What you have to do: Restate the material word for word and leave out anything that is a picture.
○ ○ ○ ○ ○
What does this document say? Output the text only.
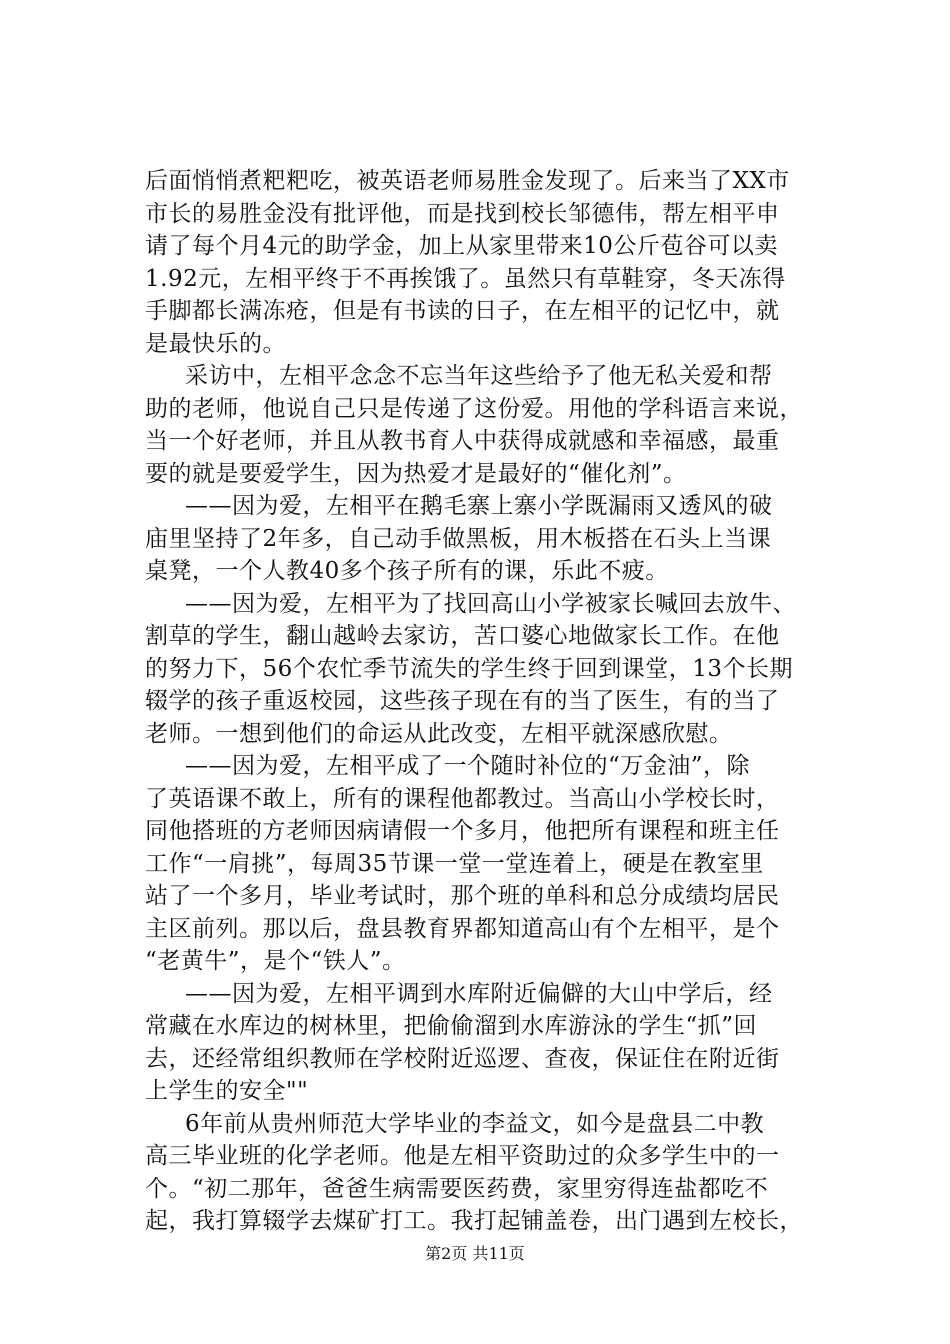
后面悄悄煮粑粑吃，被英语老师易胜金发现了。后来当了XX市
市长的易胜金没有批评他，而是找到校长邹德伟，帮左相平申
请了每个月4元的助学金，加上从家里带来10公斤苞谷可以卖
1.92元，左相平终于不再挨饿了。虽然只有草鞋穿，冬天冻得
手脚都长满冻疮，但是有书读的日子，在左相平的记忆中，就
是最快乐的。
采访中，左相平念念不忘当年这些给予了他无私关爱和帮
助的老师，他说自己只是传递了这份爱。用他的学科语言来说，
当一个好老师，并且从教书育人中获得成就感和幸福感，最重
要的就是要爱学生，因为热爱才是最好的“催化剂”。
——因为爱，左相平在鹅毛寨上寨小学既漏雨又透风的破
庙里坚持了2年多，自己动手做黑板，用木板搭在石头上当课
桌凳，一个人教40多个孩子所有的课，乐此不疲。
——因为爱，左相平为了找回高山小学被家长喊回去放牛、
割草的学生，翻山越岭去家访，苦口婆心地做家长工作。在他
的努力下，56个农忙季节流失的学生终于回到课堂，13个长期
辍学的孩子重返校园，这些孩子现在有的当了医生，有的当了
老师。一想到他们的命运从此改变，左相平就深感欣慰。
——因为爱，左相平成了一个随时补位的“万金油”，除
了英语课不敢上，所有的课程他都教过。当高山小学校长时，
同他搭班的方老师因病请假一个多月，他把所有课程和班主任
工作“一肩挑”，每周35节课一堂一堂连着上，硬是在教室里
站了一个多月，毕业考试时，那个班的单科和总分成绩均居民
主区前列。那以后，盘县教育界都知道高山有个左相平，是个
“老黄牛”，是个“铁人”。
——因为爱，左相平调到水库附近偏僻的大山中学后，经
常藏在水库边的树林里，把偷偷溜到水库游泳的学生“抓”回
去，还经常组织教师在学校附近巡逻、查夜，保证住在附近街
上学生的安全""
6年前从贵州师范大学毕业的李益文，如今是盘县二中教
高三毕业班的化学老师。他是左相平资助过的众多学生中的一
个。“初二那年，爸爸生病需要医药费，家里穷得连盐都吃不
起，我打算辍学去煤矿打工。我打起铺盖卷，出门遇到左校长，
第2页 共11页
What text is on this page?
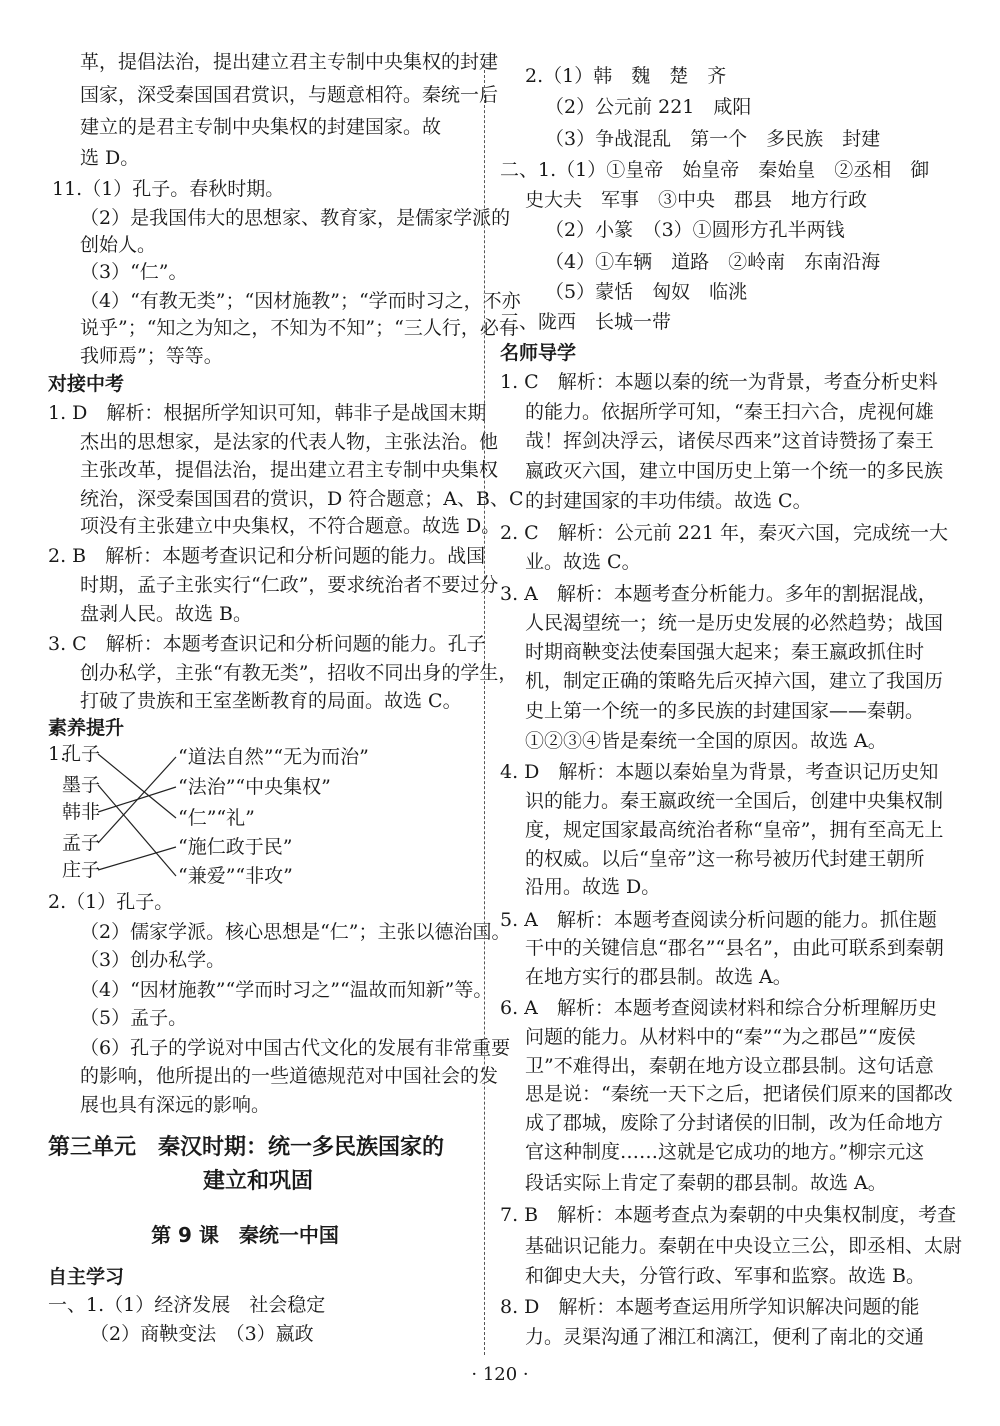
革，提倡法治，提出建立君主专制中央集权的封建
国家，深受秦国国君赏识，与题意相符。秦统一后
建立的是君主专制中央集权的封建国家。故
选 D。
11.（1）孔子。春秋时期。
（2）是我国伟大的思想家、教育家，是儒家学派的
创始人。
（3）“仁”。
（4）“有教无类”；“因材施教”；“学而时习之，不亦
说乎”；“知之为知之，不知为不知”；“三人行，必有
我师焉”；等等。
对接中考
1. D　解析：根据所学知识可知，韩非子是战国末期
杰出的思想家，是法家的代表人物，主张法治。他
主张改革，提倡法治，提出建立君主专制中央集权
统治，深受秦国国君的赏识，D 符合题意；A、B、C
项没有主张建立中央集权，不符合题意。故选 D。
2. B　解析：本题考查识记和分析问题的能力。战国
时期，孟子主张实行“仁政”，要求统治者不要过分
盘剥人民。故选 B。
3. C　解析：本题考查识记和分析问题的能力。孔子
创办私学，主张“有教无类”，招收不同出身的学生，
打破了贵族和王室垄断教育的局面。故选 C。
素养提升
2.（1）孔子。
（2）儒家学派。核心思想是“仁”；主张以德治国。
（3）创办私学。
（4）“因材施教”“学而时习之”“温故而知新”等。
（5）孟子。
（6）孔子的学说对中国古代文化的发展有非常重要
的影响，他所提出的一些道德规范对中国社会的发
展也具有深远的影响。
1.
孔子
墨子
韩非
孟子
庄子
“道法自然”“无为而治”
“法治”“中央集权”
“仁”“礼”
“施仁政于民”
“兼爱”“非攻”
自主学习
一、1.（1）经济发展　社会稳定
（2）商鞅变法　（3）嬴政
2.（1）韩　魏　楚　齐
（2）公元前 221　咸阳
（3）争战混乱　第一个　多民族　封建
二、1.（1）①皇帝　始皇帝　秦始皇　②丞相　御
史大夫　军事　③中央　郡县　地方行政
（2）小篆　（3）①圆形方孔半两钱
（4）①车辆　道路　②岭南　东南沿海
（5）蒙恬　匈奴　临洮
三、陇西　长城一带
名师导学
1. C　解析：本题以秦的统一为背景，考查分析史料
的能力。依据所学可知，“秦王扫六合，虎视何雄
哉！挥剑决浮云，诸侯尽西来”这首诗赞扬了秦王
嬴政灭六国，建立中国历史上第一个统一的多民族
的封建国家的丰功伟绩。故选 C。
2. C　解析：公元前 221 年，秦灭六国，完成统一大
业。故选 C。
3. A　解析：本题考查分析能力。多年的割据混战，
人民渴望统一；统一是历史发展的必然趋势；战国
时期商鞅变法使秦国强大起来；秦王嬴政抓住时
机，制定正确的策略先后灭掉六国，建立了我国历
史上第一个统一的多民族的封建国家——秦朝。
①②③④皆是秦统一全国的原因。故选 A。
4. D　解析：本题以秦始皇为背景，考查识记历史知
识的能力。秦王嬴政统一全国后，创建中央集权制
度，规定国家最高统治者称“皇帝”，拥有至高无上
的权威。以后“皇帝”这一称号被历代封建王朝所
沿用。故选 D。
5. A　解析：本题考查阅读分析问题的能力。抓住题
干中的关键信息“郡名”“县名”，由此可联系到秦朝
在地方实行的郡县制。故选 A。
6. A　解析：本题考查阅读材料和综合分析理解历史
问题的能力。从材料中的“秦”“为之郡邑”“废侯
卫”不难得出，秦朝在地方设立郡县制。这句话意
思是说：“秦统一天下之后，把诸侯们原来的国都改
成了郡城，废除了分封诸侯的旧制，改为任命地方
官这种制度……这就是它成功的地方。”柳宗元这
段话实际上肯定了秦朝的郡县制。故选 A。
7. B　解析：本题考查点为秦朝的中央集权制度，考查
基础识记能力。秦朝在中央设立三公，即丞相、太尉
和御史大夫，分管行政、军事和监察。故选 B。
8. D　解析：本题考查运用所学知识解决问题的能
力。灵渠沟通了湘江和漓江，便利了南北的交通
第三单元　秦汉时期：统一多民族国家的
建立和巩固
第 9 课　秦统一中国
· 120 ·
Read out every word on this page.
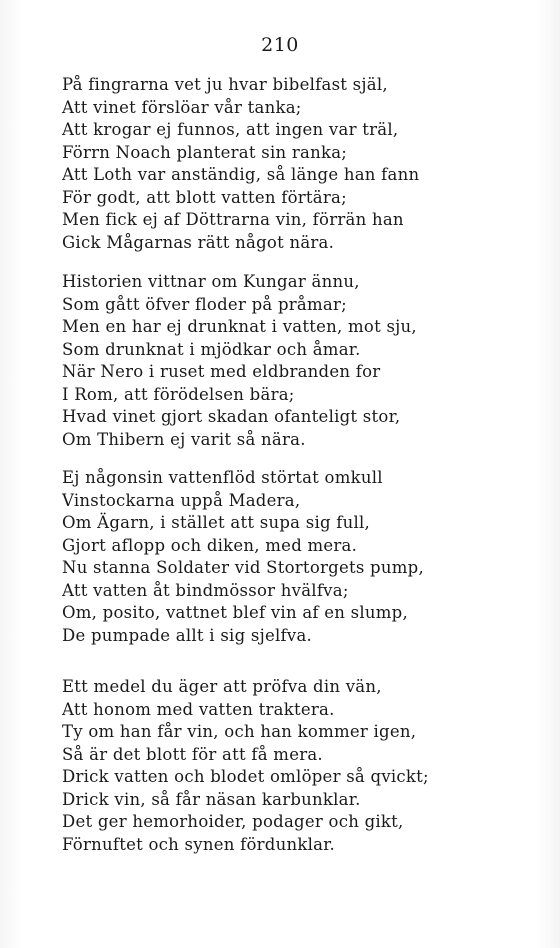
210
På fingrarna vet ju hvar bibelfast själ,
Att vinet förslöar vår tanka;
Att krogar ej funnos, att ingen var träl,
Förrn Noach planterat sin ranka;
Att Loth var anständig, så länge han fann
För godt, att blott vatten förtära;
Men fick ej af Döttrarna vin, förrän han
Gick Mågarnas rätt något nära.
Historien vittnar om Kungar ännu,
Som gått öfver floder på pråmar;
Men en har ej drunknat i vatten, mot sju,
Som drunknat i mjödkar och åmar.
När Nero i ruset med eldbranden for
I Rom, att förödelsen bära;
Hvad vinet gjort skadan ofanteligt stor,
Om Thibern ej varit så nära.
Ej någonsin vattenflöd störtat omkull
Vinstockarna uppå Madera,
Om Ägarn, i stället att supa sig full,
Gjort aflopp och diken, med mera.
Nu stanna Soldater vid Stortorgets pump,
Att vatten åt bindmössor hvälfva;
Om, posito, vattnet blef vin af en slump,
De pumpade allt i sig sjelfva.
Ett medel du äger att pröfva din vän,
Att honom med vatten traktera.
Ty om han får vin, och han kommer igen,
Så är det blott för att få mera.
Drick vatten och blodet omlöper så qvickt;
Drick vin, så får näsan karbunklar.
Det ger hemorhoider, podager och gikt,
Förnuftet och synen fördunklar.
○ ○ ○ ○ ○
Right answer:
What does this document say? Output the text only.
后面悄悄煮粑粑吃，被英语老师易胜金发现了。后来当了XX市
市长的易胜金没有批评他，而是找到校长邹德伟，帮左相平申
请了每个月4元的助学金，加上从家里带来10公斤苞谷可以卖
1.92元，左相平终于不再挨饿了。虽然只有草鞋穿，冬天冻得
手脚都长满冻疮，但是有书读的日子，在左相平的记忆中，就
是最快乐的。
采访中，左相平念念不忘当年这些给予了他无私关爱和帮
助的老师，他说自己只是传递了这份爱。用他的学科语言来说，
当一个好老师，并且从教书育人中获得成就感和幸福感，最重
要的就是要爱学生，因为热爱才是最好的“催化剂”。
——因为爱，左相平在鹅毛寨上寨小学既漏雨又透风的破
庙里坚持了2年多，自己动手做黑板，用木板搭在石头上当课
桌凳，一个人教40多个孩子所有的课，乐此不疲。
——因为爱，左相平为了找回高山小学被家长喊回去放牛、
割草的学生，翻山越岭去家访，苦口婆心地做家长工作。在他
的努力下，56个农忙季节流失的学生终于回到课堂，13个长期
辍学的孩子重返校园，这些孩子现在有的当了医生，有的当了
老师。一想到他们的命运从此改变，左相平就深感欣慰。
——因为爱，左相平成了一个随时补位的“万金油”，除
了英语课不敢上，所有的课程他都教过。当高山小学校长时，
同他搭班的方老师因病请假一个多月，他把所有课程和班主任
工作“一肩挑”，每周35节课一堂一堂连着上，硬是在教室里
站了一个多月，毕业考试时，那个班的单科和总分成绩均居民
主区前列。那以后，盘县教育界都知道高山有个左相平，是个
“老黄牛”，是个“铁人”。
——因为爱，左相平调到水库附近偏僻的大山中学后，经
常藏在水库边的树林里，把偷偷溜到水库游泳的学生“抓”回
去，还经常组织教师在学校附近巡逻、查夜，保证住在附近街
上学生的安全""
6年前从贵州师范大学毕业的李益文，如今是盘县二中教
高三毕业班的化学老师。他是左相平资助过的众多学生中的一
个。“初二那年，爸爸生病需要医药费，家里穷得连盐都吃不
起，我打算辍学去煤矿打工。我打起铺盖卷，出门遇到左校长，
第2页 共11页
What text is on this page?
革，提倡法治，提出建立君主专制中央集权的封建
国家，深受秦国国君赏识，与题意相符。秦统一后
建立的是君主专制中央集权的封建国家。故
选 D。
11.（1）孔子。春秋时期。
（2）是我国伟大的思想家、教育家，是儒家学派的
创始人。
（3）“仁”。
（4）“有教无类”；“因材施教”；“学而时习之，不亦
说乎”；“知之为知之，不知为不知”；“三人行，必有
我师焉”；等等。
对接中考
1. D　解析：根据所学知识可知，韩非子是战国末期
杰出的思想家，是法家的代表人物，主张法治。他
主张改革，提倡法治，提出建立君主专制中央集权
统治，深受秦国国君的赏识，D 符合题意；A、B、C
项没有主张建立中央集权，不符合题意。故选 D。
2. B　解析：本题考查识记和分析问题的能力。战国
时期，孟子主张实行“仁政”，要求统治者不要过分
盘剥人民。故选 B。
3. C　解析：本题考查识记和分析问题的能力。孔子
创办私学，主张“有教无类”，招收不同出身的学生，
打破了贵族和王室垄断教育的局面。故选 C。
素养提升
2.（1）孔子。
（2）儒家学派。核心思想是“仁”；主张以德治国。
（3）创办私学。
（4）“因材施教”“学而时习之”“温故而知新”等。
（5）孟子。
（6）孔子的学说对中国古代文化的发展有非常重要
的影响，他所提出的一些道德规范对中国社会的发
展也具有深远的影响。
1.
孔子
墨子
韩非
孟子
庄子
“道法自然”“无为而治”
“法治”“中央集权”
“仁”“礼”
“施仁政于民”
“兼爱”“非攻”
自主学习
一、1.（1）经济发展　社会稳定
（2）商鞅变法　（3）嬴政
2.（1）韩　魏　楚　齐
（2）公元前 221　咸阳
（3）争战混乱　第一个　多民族　封建
二、1.（1）①皇帝　始皇帝　秦始皇　②丞相　御
史大夫　军事　③中央　郡县　地方行政
（2）小篆　（3）①圆形方孔半两钱
（4）①车辆　道路　②岭南　东南沿海
（5）蒙恬　匈奴　临洮
三、陇西　长城一带
名师导学
1. C　解析：本题以秦的统一为背景，考查分析史料
的能力。依据所学可知，“秦王扫六合，虎视何雄
哉！挥剑决浮云，诸侯尽西来”这首诗赞扬了秦王
嬴政灭六国，建立中国历史上第一个统一的多民族
的封建国家的丰功伟绩。故选 C。
2. C　解析：公元前 221 年，秦灭六国，完成统一大
业。故选 C。
3. A　解析：本题考查分析能力。多年的割据混战，
人民渴望统一；统一是历史发展的必然趋势；战国
时期商鞅变法使秦国强大起来；秦王嬴政抓住时
机，制定正确的策略先后灭掉六国，建立了我国历
史上第一个统一的多民族的封建国家——秦朝。
①②③④皆是秦统一全国的原因。故选 A。
4. D　解析：本题以秦始皇为背景，考查识记历史知
识的能力。秦王嬴政统一全国后，创建中央集权制
度，规定国家最高统治者称“皇帝”，拥有至高无上
的权威。以后“皇帝”这一称号被历代封建王朝所
沿用。故选 D。
5. A　解析：本题考查阅读分析问题的能力。抓住题
干中的关键信息“郡名”“县名”，由此可联系到秦朝
在地方实行的郡县制。故选 A。
6. A　解析：本题考查阅读材料和综合分析理解历史
问题的能力。从材料中的“秦”“为之郡邑”“废侯
卫”不难得出，秦朝在地方设立郡县制。这句话意
思是说：“秦统一天下之后，把诸侯们原来的国都改
成了郡城，废除了分封诸侯的旧制，改为任命地方
官这种制度……这就是它成功的地方。”柳宗元这
段话实际上肯定了秦朝的郡县制。故选 A。
7. B　解析：本题考查点为秦朝的中央集权制度，考查
基础识记能力。秦朝在中央设立三公，即丞相、太尉
和御史大夫，分管行政、军事和监察。故选 B。
8. D　解析：本题考查运用所学知识解决问题的能
力。灵渠沟通了湘江和漓江，便利了南北的交通
第三单元　秦汉时期：统一多民族国家的
建立和巩固
第 9 课　秦统一中国
· 120 ·
Read out every word on this page.
210
På fingrarna vet ju hvar bibelfast själ,
Att vinet förslöar vår tanka;
Att krogar ej funnos, att ingen var träl,
Förrn Noach planterat sin ranka;
Att Loth var anständig, så länge han fann
För godt, att blott vatten förtära;
Men fick ej af Döttrarna vin, förrän han
Gick Mågarnas rätt något nära.
Historien vittnar om Kungar ännu,
Som gått öfver floder på pråmar;
Men en har ej drunknat i vatten, mot sju,
Som drunknat i mjödkar och åmar.
När Nero i ruset med eldbranden for
I Rom, att förödelsen bära;
Hvad vinet gjort skadan ofanteligt stor,
Om Thibern ej varit så nära.
Ej någonsin vattenflöd störtat omkull
Vinstockarna uppå Madera,
Om Ägarn, i stället att supa sig full,
Gjort aflopp och diken, med mera.
Nu stanna Soldater vid Stortorgets pump,
Att vatten åt bindmössor hvälfva;
Om, posito, vattnet blef vin af en slump,
De pumpade allt i sig sjelfva.
Ett medel du äger att pröfva din vän,
Att honom med vatten traktera.
Ty om han får vin, och han kommer igen,
Så är det blott för att få mera.
Drick vatten och blodet omlöper så qvickt;
Drick vin, så får näsan karbunklar.
Det ger hemorhoider, podager och gikt,
Förnuftet och synen fördunklar.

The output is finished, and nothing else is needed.